## WRITTEN PROBLEM
Below you will find a set of lines. Repeat them all exactly.

## DATASET
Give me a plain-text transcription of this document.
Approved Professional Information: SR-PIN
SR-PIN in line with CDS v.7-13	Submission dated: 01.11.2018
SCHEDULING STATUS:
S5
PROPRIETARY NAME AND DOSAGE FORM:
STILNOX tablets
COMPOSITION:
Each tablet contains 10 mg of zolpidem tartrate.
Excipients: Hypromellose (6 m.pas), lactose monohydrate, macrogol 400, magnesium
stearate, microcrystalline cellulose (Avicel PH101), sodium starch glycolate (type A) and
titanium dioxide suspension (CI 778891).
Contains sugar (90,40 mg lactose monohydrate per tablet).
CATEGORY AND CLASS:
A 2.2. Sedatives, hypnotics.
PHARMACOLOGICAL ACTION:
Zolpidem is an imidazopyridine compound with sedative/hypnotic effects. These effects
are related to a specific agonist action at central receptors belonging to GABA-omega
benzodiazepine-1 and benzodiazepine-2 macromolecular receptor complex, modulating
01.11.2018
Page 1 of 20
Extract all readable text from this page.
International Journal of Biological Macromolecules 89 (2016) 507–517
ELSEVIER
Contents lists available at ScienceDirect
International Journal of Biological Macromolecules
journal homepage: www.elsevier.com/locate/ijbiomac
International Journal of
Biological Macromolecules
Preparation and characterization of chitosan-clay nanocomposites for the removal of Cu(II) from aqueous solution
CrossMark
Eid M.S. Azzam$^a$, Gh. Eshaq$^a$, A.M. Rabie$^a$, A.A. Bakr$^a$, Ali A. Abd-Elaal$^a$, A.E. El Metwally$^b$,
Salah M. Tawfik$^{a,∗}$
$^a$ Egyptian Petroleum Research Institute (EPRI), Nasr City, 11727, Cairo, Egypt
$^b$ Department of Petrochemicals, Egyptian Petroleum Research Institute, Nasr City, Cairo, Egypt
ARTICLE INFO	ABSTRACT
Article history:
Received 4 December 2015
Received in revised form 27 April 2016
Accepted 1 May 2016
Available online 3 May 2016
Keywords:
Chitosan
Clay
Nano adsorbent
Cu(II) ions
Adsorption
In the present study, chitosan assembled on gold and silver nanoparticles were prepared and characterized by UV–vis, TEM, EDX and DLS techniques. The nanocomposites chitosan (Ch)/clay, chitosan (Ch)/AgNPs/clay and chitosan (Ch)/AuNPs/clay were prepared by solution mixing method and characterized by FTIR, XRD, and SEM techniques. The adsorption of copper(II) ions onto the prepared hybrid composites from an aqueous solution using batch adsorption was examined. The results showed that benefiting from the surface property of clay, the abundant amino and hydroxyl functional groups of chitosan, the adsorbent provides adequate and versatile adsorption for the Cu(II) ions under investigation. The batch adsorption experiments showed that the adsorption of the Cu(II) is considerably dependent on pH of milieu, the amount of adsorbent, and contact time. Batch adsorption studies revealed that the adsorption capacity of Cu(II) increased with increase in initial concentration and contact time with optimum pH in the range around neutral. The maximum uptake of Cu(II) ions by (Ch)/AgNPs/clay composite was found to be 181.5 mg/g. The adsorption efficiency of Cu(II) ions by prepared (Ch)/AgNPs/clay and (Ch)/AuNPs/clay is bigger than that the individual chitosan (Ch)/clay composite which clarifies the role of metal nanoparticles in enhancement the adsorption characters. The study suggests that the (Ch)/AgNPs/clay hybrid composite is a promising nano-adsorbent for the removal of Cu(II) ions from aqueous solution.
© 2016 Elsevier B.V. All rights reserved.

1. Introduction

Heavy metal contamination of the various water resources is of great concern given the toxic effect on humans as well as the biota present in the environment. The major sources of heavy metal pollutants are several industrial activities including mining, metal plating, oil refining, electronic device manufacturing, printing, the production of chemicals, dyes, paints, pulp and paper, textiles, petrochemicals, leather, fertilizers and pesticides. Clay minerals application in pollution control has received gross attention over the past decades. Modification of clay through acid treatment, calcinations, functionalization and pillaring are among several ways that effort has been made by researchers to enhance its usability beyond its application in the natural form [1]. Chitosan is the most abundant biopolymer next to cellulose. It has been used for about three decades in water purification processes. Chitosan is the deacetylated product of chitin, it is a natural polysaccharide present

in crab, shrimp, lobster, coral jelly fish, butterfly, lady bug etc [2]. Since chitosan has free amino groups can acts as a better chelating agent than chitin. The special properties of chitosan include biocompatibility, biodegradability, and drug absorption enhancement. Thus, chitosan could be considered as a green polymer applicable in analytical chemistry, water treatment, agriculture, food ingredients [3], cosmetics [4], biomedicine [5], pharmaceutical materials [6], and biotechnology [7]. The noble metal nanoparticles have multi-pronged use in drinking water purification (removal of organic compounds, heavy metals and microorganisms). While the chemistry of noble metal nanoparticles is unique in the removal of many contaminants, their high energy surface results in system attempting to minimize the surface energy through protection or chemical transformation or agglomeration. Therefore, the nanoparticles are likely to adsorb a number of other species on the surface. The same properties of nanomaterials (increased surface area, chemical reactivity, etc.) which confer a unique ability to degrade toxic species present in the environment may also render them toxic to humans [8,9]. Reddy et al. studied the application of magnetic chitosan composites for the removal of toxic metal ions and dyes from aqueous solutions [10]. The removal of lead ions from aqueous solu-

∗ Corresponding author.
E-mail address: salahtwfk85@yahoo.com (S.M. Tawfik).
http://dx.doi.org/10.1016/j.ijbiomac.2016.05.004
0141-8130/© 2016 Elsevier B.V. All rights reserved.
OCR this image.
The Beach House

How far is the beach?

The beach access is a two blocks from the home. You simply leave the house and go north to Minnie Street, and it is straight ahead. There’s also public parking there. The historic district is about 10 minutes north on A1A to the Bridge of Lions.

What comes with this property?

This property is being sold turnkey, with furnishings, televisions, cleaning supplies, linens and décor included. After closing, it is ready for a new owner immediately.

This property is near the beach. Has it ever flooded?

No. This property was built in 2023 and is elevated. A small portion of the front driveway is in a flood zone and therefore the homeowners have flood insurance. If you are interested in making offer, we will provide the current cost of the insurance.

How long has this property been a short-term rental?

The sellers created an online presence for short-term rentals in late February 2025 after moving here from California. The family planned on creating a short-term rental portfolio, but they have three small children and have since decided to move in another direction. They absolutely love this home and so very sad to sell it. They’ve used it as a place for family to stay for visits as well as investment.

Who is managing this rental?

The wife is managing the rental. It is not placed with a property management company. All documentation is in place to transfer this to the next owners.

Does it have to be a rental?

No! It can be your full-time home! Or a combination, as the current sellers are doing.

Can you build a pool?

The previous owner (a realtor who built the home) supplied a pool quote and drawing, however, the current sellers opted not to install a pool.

## RESPONSE
Give me a plain-text transcription of this document.
Approved Professional Information: SR-PIN
SR-PIN in line with CDS v.7-13	Submission dated: 01.11.2018
SCHEDULING STATUS:
S5
PROPRIETARY NAME AND DOSAGE FORM:
STILNOX tablets
COMPOSITION:
Each tablet contains 10 mg of zolpidem tartrate.
Excipients: Hypromellose (6 m.pas), lactose monohydrate, macrogol 400, magnesium
stearate, microcrystalline cellulose (Avicel PH101), sodium starch glycolate (type A) and
titanium dioxide suspension (CI 778891).
Contains sugar (90,40 mg lactose monohydrate per tablet).
CATEGORY AND CLASS:
A 2.2. Sedatives, hypnotics.
PHARMACOLOGICAL ACTION:
Zolpidem is an imidazopyridine compound with sedative/hypnotic effects. These effects
are related to a specific agonist action at central receptors belonging to GABA-omega
benzodiazepine-1 and benzodiazepine-2 macromolecular receptor complex, modulating
01.11.2018
Page 1 of 20
Extract all readable text from this page.
International Journal of Biological Macromolecules 89 (2016) 507–517
ELSEVIER
Contents lists available at ScienceDirect
International Journal of Biological Macromolecules
journal homepage: www.elsevier.com/locate/ijbiomac
International Journal of
Biological Macromolecules
Preparation and characterization of chitosan-clay nanocomposites for the removal of Cu(II) from aqueous solution
CrossMark
Eid M.S. Azzam$^a$, Gh. Eshaq$^a$, A.M. Rabie$^a$, A.A. Bakr$^a$, Ali A. Abd-Elaal$^a$, A.E. El Metwally$^b$,
Salah M. Tawfik$^{a,∗}$
$^a$ Egyptian Petroleum Research Institute (EPRI), Nasr City, 11727, Cairo, Egypt
$^b$ Department of Petrochemicals, Egyptian Petroleum Research Institute, Nasr City, Cairo, Egypt
ARTICLE INFO	ABSTRACT
Article history:
Received 4 December 2015
Received in revised form 27 April 2016
Accepted 1 May 2016
Available online 3 May 2016
Keywords:
Chitosan
Clay
Nano adsorbent
Cu(II) ions
Adsorption
In the present study, chitosan assembled on gold and silver nanoparticles were prepared and characterized by UV–vis, TEM, EDX and DLS techniques. The nanocomposites chitosan (Ch)/clay, chitosan (Ch)/AgNPs/clay and chitosan (Ch)/AuNPs/clay were prepared by solution mixing method and characterized by FTIR, XRD, and SEM techniques. The adsorption of copper(II) ions onto the prepared hybrid composites from an aqueous solution using batch adsorption was examined. The results showed that benefiting from the surface property of clay, the abundant amino and hydroxyl functional groups of chitosan, the adsorbent provides adequate and versatile adsorption for the Cu(II) ions under investigation. The batch adsorption experiments showed that the adsorption of the Cu(II) is considerably dependent on pH of milieu, the amount of adsorbent, and contact time. Batch adsorption studies revealed that the adsorption capacity of Cu(II) increased with increase in initial concentration and contact time with optimum pH in the range around neutral. The maximum uptake of Cu(II) ions by (Ch)/AgNPs/clay composite was found to be 181.5 mg/g. The adsorption efficiency of Cu(II) ions by prepared (Ch)/AgNPs/clay and (Ch)/AuNPs/clay is bigger than that the individual chitosan (Ch)/clay composite which clarifies the role of metal nanoparticles in enhancement the adsorption characters. The study suggests that the (Ch)/AgNPs/clay hybrid composite is a promising nano-adsorbent for the removal of Cu(II) ions from aqueous solution.
© 2016 Elsevier B.V. All rights reserved.

1. Introduction

Heavy metal contamination of the various water resources is of great concern given the toxic effect on humans as well as the biota present in the environment. The major sources of heavy metal pollutants are several industrial activities including mining, metal plating, oil refining, electronic device manufacturing, printing, the production of chemicals, dyes, paints, pulp and paper, textiles, petrochemicals, leather, fertilizers and pesticides. Clay minerals application in pollution control has received gross attention over the past decades. Modification of clay through acid treatment, calcinations, functionalization and pillaring are among several ways that effort has been made by researchers to enhance its usability beyond its application in the natural form [1]. Chitosan is the most abundant biopolymer next to cellulose. It has been used for about three decades in water purification processes. Chitosan is the deacetylated product of chitin, it is a natural polysaccharide present

in crab, shrimp, lobster, coral jelly fish, butterfly, lady bug etc [2]. Since chitosan has free amino groups can acts as a better chelating agent than chitin. The special properties of chitosan include biocompatibility, biodegradability, and drug absorption enhancement. Thus, chitosan could be considered as a green polymer applicable in analytical chemistry, water treatment, agriculture, food ingredients [3], cosmetics [4], biomedicine [5], pharmaceutical materials [6], and biotechnology [7]. The noble metal nanoparticles have multi-pronged use in drinking water purification (removal of organic compounds, heavy metals and microorganisms). While the chemistry of noble metal nanoparticles is unique in the removal of many contaminants, their high energy surface results in system attempting to minimize the surface energy through protection or chemical transformation or agglomeration. Therefore, the nanoparticles are likely to adsorb a number of other species on the surface. The same properties of nanomaterials (increased surface area, chemical reactivity, etc.) which confer a unique ability to degrade toxic species present in the environment may also render them toxic to humans [8,9]. Reddy et al. studied the application of magnetic chitosan composites for the removal of toxic metal ions and dyes from aqueous solutions [10]. The removal of lead ions from aqueous solu-

∗ Corresponding author.
E-mail address: salahtwfk85@yahoo.com (S.M. Tawfik).
http://dx.doi.org/10.1016/j.ijbiomac.2016.05.004
0141-8130/© 2016 Elsevier B.V. All rights reserved.
OCR this image.
The Beach House

How far is the beach?

The beach access is a two blocks from the home. You simply leave the house and go north to Minnie Street, and it is straight ahead. There’s also public parking there. The historic district is about 10 minutes north on A1A to the Bridge of Lions.

What comes with this property?

This property is being sold turnkey, with furnishings, televisions, cleaning supplies, linens and décor included. After closing, it is ready for a new owner immediately.

This property is near the beach. Has it ever flooded?

No. This property was built in 2023 and is elevated. A small portion of the front driveway is in a flood zone and therefore the homeowners have flood insurance. If you are interested in making offer, we will provide the current cost of the insurance.

How long has this property been a short-term rental?

The sellers created an online presence for short-term rentals in late February 2025 after moving here from California. The family planned on creating a short-term rental portfolio, but they have three small children and have since decided to move in another direction. They absolutely love this home and so very sad to sell it. They’ve used it as a place for family to stay for visits as well as investment.

Who is managing this rental?

The wife is managing the rental. It is not placed with a property management company. All documentation is in place to transfer this to the next owners.

Does it have to be a rental?

No! It can be your full-time home! Or a combination, as the current sellers are doing.

Can you build a pool?

The previous owner (a realtor who built the home) supplied a pool quote and drawing, however, the current sellers opted not to install a pool.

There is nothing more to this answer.